[Data records]
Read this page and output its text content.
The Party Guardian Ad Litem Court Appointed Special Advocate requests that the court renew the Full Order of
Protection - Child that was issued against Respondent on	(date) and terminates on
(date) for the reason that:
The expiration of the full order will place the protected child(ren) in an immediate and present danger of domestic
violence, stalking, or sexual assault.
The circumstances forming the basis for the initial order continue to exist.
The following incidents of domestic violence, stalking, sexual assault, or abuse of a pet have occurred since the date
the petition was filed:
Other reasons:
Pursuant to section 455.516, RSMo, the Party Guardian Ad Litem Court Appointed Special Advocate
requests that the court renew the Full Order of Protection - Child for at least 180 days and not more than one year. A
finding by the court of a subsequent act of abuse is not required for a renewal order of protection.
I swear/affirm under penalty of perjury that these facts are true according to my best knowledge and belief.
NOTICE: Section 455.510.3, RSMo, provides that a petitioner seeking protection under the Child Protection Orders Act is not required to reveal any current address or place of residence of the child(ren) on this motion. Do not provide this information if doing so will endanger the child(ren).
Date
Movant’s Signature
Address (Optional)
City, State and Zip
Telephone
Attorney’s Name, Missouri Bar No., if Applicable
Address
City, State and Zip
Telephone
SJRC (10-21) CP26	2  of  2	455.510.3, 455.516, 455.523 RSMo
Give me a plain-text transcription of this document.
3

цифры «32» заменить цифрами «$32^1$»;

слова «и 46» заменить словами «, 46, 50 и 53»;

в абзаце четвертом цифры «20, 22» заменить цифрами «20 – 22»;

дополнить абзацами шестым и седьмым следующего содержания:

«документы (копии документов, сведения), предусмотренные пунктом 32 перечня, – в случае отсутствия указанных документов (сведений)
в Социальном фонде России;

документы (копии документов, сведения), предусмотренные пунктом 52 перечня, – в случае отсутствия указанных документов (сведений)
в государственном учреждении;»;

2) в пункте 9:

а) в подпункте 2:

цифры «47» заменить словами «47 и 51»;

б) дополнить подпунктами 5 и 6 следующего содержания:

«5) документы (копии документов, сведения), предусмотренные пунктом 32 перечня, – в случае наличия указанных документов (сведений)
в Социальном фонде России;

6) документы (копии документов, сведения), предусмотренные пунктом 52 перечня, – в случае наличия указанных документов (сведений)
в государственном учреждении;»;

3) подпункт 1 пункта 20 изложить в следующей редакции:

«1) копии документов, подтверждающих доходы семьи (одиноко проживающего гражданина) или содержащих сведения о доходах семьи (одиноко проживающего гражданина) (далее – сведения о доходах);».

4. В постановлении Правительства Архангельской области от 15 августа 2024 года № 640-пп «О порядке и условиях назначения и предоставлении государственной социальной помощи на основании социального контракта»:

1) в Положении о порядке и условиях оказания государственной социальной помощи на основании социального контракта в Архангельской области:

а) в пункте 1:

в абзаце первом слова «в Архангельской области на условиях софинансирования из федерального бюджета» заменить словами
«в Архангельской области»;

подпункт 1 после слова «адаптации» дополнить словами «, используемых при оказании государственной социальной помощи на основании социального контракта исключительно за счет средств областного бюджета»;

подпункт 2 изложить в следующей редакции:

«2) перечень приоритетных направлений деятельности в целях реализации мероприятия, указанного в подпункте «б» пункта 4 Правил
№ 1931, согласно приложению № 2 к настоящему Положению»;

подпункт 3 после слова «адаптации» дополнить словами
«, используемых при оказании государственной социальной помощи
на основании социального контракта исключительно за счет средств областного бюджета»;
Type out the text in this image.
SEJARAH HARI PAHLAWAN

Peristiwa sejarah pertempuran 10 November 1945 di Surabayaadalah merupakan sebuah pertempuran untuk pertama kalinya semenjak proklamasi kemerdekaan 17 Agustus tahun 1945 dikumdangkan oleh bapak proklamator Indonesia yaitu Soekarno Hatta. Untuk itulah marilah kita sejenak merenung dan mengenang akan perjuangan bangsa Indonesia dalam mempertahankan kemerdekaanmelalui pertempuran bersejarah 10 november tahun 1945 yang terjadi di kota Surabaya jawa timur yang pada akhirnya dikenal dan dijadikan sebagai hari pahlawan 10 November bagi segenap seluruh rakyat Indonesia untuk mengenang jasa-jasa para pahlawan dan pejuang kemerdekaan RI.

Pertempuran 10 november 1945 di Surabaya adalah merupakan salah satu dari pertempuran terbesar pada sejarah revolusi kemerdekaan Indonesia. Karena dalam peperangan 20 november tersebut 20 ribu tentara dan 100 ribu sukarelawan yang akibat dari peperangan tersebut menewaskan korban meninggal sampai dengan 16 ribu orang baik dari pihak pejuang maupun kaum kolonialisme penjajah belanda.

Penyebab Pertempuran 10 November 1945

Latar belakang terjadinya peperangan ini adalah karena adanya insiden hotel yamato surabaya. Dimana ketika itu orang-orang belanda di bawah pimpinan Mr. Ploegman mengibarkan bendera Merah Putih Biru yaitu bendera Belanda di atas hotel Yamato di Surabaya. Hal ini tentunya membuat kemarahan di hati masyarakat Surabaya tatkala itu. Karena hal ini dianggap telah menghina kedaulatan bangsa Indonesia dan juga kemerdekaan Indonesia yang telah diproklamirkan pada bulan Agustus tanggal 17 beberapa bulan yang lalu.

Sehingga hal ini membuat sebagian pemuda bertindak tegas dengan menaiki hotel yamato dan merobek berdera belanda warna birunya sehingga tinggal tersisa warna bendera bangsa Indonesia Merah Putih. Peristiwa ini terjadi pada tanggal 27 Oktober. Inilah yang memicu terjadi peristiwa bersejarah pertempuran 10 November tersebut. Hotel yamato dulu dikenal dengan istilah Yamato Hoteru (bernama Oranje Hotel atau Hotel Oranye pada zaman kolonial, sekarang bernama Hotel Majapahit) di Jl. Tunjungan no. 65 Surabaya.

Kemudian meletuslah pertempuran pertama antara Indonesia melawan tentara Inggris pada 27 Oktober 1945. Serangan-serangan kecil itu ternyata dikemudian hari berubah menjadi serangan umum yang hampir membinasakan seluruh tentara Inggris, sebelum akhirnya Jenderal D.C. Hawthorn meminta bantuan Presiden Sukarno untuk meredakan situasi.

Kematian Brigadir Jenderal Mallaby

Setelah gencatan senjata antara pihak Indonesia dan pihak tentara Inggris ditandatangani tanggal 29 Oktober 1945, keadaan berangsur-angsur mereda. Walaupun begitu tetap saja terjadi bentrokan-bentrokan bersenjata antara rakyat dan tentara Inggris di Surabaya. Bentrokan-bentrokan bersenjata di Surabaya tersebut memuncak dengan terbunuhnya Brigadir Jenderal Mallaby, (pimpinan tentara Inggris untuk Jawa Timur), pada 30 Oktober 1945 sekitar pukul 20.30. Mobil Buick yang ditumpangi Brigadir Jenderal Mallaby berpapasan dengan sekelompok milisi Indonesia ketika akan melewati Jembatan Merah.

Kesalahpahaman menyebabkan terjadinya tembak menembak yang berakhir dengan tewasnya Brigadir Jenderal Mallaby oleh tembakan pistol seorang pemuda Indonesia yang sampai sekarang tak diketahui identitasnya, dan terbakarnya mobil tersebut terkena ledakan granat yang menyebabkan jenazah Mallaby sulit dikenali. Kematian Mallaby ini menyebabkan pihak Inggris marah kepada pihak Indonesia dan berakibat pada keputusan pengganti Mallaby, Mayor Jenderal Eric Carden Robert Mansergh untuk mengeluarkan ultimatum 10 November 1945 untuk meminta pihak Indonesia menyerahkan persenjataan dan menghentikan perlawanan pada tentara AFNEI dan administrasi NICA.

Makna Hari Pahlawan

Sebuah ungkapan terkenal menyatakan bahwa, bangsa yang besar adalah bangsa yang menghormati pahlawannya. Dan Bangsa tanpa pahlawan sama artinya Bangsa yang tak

* _THE REQUEST_
Using the data above, repeat every line exactly.

* _SOLUTION BELOW_
Read this page and output its text content.
The Party Guardian Ad Litem Court Appointed Special Advocate requests that the court renew the Full Order of
Protection - Child that was issued against Respondent on	(date) and terminates on
(date) for the reason that:
The expiration of the full order will place the protected child(ren) in an immediate and present danger of domestic
violence, stalking, or sexual assault.
The circumstances forming the basis for the initial order continue to exist.
The following incidents of domestic violence, stalking, sexual assault, or abuse of a pet have occurred since the date
the petition was filed:
Other reasons:
Pursuant to section 455.516, RSMo, the Party Guardian Ad Litem Court Appointed Special Advocate
requests that the court renew the Full Order of Protection - Child for at least 180 days and not more than one year. A
finding by the court of a subsequent act of abuse is not required for a renewal order of protection.
I swear/affirm under penalty of perjury that these facts are true according to my best knowledge and belief.
NOTICE: Section 455.510.3, RSMo, provides that a petitioner seeking protection under the Child Protection Orders Act is not required to reveal any current address or place of residence of the child(ren) on this motion. Do not provide this information if doing so will endanger the child(ren).
Date
Movant’s Signature
Address (Optional)
City, State and Zip
Telephone
Attorney’s Name, Missouri Bar No., if Applicable
Address
City, State and Zip
Telephone
SJRC (10-21) CP26	2  of  2	455.510.3, 455.516, 455.523 RSMo
Give me a plain-text transcription of this document.
3

цифры «32» заменить цифрами «$32^1$»;

слова «и 46» заменить словами «, 46, 50 и 53»;

в абзаце четвертом цифры «20, 22» заменить цифрами «20 – 22»;

дополнить абзацами шестым и седьмым следующего содержания:

«документы (копии документов, сведения), предусмотренные пунктом 32 перечня, – в случае отсутствия указанных документов (сведений)
в Социальном фонде России;

документы (копии документов, сведения), предусмотренные пунктом 52 перечня, – в случае отсутствия указанных документов (сведений)
в государственном учреждении;»;

2) в пункте 9:

а) в подпункте 2:

цифры «47» заменить словами «47 и 51»;

б) дополнить подпунктами 5 и 6 следующего содержания:

«5) документы (копии документов, сведения), предусмотренные пунктом 32 перечня, – в случае наличия указанных документов (сведений)
в Социальном фонде России;

6) документы (копии документов, сведения), предусмотренные пунктом 52 перечня, – в случае наличия указанных документов (сведений)
в государственном учреждении;»;

3) подпункт 1 пункта 20 изложить в следующей редакции:

«1) копии документов, подтверждающих доходы семьи (одиноко проживающего гражданина) или содержащих сведения о доходах семьи (одиноко проживающего гражданина) (далее – сведения о доходах);».

4. В постановлении Правительства Архангельской области от 15 августа 2024 года № 640-пп «О порядке и условиях назначения и предоставлении государственной социальной помощи на основании социального контракта»:

1) в Положении о порядке и условиях оказания государственной социальной помощи на основании социального контракта в Архангельской области:

а) в пункте 1:

в абзаце первом слова «в Архангельской области на условиях софинансирования из федерального бюджета» заменить словами
«в Архангельской области»;

подпункт 1 после слова «адаптации» дополнить словами «, используемых при оказании государственной социальной помощи на основании социального контракта исключительно за счет средств областного бюджета»;

подпункт 2 изложить в следующей редакции:

«2) перечень приоритетных направлений деятельности в целях реализации мероприятия, указанного в подпункте «б» пункта 4 Правил
№ 1931, согласно приложению № 2 к настоящему Положению»;

подпункт 3 после слова «адаптации» дополнить словами
«, используемых при оказании государственной социальной помощи
на основании социального контракта исключительно за счет средств областного бюджета»;
Type out the text in this image.
SEJARAH HARI PAHLAWAN

Peristiwa sejarah pertempuran 10 November 1945 di Surabayaadalah merupakan sebuah pertempuran untuk pertama kalinya semenjak proklamasi kemerdekaan 17 Agustus tahun 1945 dikumdangkan oleh bapak proklamator Indonesia yaitu Soekarno Hatta. Untuk itulah marilah kita sejenak merenung dan mengenang akan perjuangan bangsa Indonesia dalam mempertahankan kemerdekaanmelalui pertempuran bersejarah 10 november tahun 1945 yang terjadi di kota Surabaya jawa timur yang pada akhirnya dikenal dan dijadikan sebagai hari pahlawan 10 November bagi segenap seluruh rakyat Indonesia untuk mengenang jasa-jasa para pahlawan dan pejuang kemerdekaan RI.

Pertempuran 10 november 1945 di Surabaya adalah merupakan salah satu dari pertempuran terbesar pada sejarah revolusi kemerdekaan Indonesia. Karena dalam peperangan 20 november tersebut 20 ribu tentara dan 100 ribu sukarelawan yang akibat dari peperangan tersebut menewaskan korban meninggal sampai dengan 16 ribu orang baik dari pihak pejuang maupun kaum kolonialisme penjajah belanda.

Penyebab Pertempuran 10 November 1945

Latar belakang terjadinya peperangan ini adalah karena adanya insiden hotel yamato surabaya. Dimana ketika itu orang-orang belanda di bawah pimpinan Mr. Ploegman mengibarkan bendera Merah Putih Biru yaitu bendera Belanda di atas hotel Yamato di Surabaya. Hal ini tentunya membuat kemarahan di hati masyarakat Surabaya tatkala itu. Karena hal ini dianggap telah menghina kedaulatan bangsa Indonesia dan juga kemerdekaan Indonesia yang telah diproklamirkan pada bulan Agustus tanggal 17 beberapa bulan yang lalu.

Sehingga hal ini membuat sebagian pemuda bertindak tegas dengan menaiki hotel yamato dan merobek berdera belanda warna birunya sehingga tinggal tersisa warna bendera bangsa Indonesia Merah Putih. Peristiwa ini terjadi pada tanggal 27 Oktober. Inilah yang memicu terjadi peristiwa bersejarah pertempuran 10 November tersebut. Hotel yamato dulu dikenal dengan istilah Yamato Hoteru (bernama Oranje Hotel atau Hotel Oranye pada zaman kolonial, sekarang bernama Hotel Majapahit) di Jl. Tunjungan no. 65 Surabaya.

Kemudian meletuslah pertempuran pertama antara Indonesia melawan tentara Inggris pada 27 Oktober 1945. Serangan-serangan kecil itu ternyata dikemudian hari berubah menjadi serangan umum yang hampir membinasakan seluruh tentara Inggris, sebelum akhirnya Jenderal D.C. Hawthorn meminta bantuan Presiden Sukarno untuk meredakan situasi.

Kematian Brigadir Jenderal Mallaby

Setelah gencatan senjata antara pihak Indonesia dan pihak tentara Inggris ditandatangani tanggal 29 Oktober 1945, keadaan berangsur-angsur mereda. Walaupun begitu tetap saja terjadi bentrokan-bentrokan bersenjata antara rakyat dan tentara Inggris di Surabaya. Bentrokan-bentrokan bersenjata di Surabaya tersebut memuncak dengan terbunuhnya Brigadir Jenderal Mallaby, (pimpinan tentara Inggris untuk Jawa Timur), pada 30 Oktober 1945 sekitar pukul 20.30. Mobil Buick yang ditumpangi Brigadir Jenderal Mallaby berpapasan dengan sekelompok milisi Indonesia ketika akan melewati Jembatan Merah.

Kesalahpahaman menyebabkan terjadinya tembak menembak yang berakhir dengan tewasnya Brigadir Jenderal Mallaby oleh tembakan pistol seorang pemuda Indonesia yang sampai sekarang tak diketahui identitasnya, dan terbakarnya mobil tersebut terkena ledakan granat yang menyebabkan jenazah Mallaby sulit dikenali. Kematian Mallaby ini menyebabkan pihak Inggris marah kepada pihak Indonesia dan berakibat pada keputusan pengganti Mallaby, Mayor Jenderal Eric Carden Robert Mansergh untuk mengeluarkan ultimatum 10 November 1945 untuk meminta pihak Indonesia menyerahkan persenjataan dan menghentikan perlawanan pada tentara AFNEI dan administrasi NICA.

Makna Hari Pahlawan

Sebuah ungkapan terkenal menyatakan bahwa, bangsa yang besar adalah bangsa yang menghormati pahlawannya. Dan Bangsa tanpa pahlawan sama artinya Bangsa yang tak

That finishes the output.